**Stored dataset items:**
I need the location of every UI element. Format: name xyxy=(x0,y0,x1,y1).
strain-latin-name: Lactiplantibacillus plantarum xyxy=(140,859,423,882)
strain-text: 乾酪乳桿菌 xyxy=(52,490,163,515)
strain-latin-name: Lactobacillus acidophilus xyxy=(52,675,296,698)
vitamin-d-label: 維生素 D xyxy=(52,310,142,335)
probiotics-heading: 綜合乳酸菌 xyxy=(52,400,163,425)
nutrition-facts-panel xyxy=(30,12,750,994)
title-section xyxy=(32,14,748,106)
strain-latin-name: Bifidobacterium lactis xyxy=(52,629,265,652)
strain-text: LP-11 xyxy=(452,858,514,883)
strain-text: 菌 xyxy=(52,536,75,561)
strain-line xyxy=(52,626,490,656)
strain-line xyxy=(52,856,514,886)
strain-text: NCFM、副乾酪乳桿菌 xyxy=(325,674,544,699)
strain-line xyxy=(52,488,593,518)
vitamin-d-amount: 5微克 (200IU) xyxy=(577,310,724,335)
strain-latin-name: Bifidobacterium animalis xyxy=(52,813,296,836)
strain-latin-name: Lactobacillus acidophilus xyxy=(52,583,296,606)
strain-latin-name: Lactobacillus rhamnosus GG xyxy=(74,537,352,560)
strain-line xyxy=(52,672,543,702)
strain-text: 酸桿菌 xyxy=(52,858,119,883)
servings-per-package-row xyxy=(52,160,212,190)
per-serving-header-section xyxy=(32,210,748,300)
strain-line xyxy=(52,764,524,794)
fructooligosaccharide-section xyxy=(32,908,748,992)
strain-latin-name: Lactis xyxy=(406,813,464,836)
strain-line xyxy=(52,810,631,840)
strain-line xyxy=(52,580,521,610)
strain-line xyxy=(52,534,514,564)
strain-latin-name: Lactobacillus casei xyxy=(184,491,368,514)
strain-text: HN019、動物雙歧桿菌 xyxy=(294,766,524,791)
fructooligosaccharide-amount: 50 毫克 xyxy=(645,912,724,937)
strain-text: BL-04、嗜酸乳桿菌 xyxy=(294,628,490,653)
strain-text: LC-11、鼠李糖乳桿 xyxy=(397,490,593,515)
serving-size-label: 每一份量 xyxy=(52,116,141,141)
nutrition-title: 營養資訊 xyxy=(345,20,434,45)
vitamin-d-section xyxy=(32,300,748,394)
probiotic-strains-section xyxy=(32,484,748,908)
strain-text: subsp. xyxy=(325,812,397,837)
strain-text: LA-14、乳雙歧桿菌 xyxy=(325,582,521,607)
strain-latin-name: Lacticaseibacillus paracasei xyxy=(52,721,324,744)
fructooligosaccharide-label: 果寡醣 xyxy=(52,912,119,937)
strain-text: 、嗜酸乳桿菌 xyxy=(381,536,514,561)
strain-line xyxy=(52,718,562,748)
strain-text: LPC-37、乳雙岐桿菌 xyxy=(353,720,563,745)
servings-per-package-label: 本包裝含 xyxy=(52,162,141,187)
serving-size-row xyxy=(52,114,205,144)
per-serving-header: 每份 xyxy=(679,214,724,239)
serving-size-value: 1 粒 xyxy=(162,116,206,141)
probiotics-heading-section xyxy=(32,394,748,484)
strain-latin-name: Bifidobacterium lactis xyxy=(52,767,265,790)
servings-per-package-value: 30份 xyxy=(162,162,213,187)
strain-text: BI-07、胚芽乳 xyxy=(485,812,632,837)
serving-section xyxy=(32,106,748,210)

**ABOUT THIS EXERCISE:** Return the entries above exactly, each one complete.

**THE ANSWER:**
I need the location of every UI element. Format: name xyxy=(x0,y0,x1,y1).
strain-latin-name: Lactiplantibacillus plantarum xyxy=(140,859,423,882)
strain-text: 乾酪乳桿菌 xyxy=(52,490,163,515)
strain-latin-name: Lactobacillus acidophilus xyxy=(52,675,296,698)
vitamin-d-label: 維生素 D xyxy=(52,310,142,335)
probiotics-heading: 綜合乳酸菌 xyxy=(52,400,163,425)
nutrition-facts-panel xyxy=(30,12,750,994)
title-section xyxy=(32,14,748,106)
strain-latin-name: Bifidobacterium lactis xyxy=(52,629,265,652)
strain-text: LP-11 xyxy=(452,858,514,883)
strain-text: 菌 xyxy=(52,536,75,561)
strain-line xyxy=(52,626,490,656)
strain-line xyxy=(52,856,514,886)
strain-text: NCFM、副乾酪乳桿菌 xyxy=(325,674,544,699)
strain-line xyxy=(52,488,593,518)
vitamin-d-amount: 5微克 (200IU) xyxy=(577,310,724,335)
strain-latin-name: Bifidobacterium animalis xyxy=(52,813,296,836)
strain-latin-name: Lactobacillus acidophilus xyxy=(52,583,296,606)
strain-latin-name: Lactobacillus rhamnosus GG xyxy=(74,537,352,560)
strain-line xyxy=(52,672,543,702)
strain-text: 酸桿菌 xyxy=(52,858,119,883)
servings-per-package-row xyxy=(52,160,212,190)
per-serving-header-section xyxy=(32,210,748,300)
strain-line xyxy=(52,764,524,794)
fructooligosaccharide-section xyxy=(32,908,748,992)
strain-latin-name: Lactis xyxy=(406,813,464,836)
strain-line xyxy=(52,810,631,840)
strain-line xyxy=(52,580,521,610)
strain-line xyxy=(52,534,514,564)
strain-latin-name: Lactobacillus casei xyxy=(184,491,368,514)
strain-text: HN019、動物雙歧桿菌 xyxy=(294,766,524,791)
fructooligosaccharide-amount: 50 毫克 xyxy=(645,912,724,937)
strain-text: BL-04、嗜酸乳桿菌 xyxy=(294,628,490,653)
strain-text: LC-11、鼠李糖乳桿 xyxy=(397,490,593,515)
serving-size-label: 每一份量 xyxy=(52,116,141,141)
nutrition-title: 營養資訊 xyxy=(345,20,434,45)
vitamin-d-section xyxy=(32,300,748,394)
probiotic-strains-section xyxy=(32,484,748,908)
strain-text: subsp. xyxy=(325,812,397,837)
strain-text: LA-14、乳雙歧桿菌 xyxy=(325,582,521,607)
strain-latin-name: Lacticaseibacillus paracasei xyxy=(52,721,324,744)
fructooligosaccharide-label: 果寡醣 xyxy=(52,912,119,937)
strain-text: 、嗜酸乳桿菌 xyxy=(381,536,514,561)
strain-line xyxy=(52,718,562,748)
strain-text: LPC-37、乳雙岐桿菌 xyxy=(353,720,563,745)
servings-per-package-label: 本包裝含 xyxy=(52,162,141,187)
serving-size-row xyxy=(52,114,205,144)
per-serving-header: 每份 xyxy=(679,214,724,239)
serving-size-value: 1 粒 xyxy=(162,116,206,141)
probiotics-heading-section xyxy=(32,394,748,484)
strain-latin-name: Bifidobacterium lactis xyxy=(52,767,265,790)
servings-per-package-value: 30份 xyxy=(162,162,213,187)
strain-text: BI-07、胚芽乳 xyxy=(485,812,632,837)
serving-section xyxy=(32,106,748,210)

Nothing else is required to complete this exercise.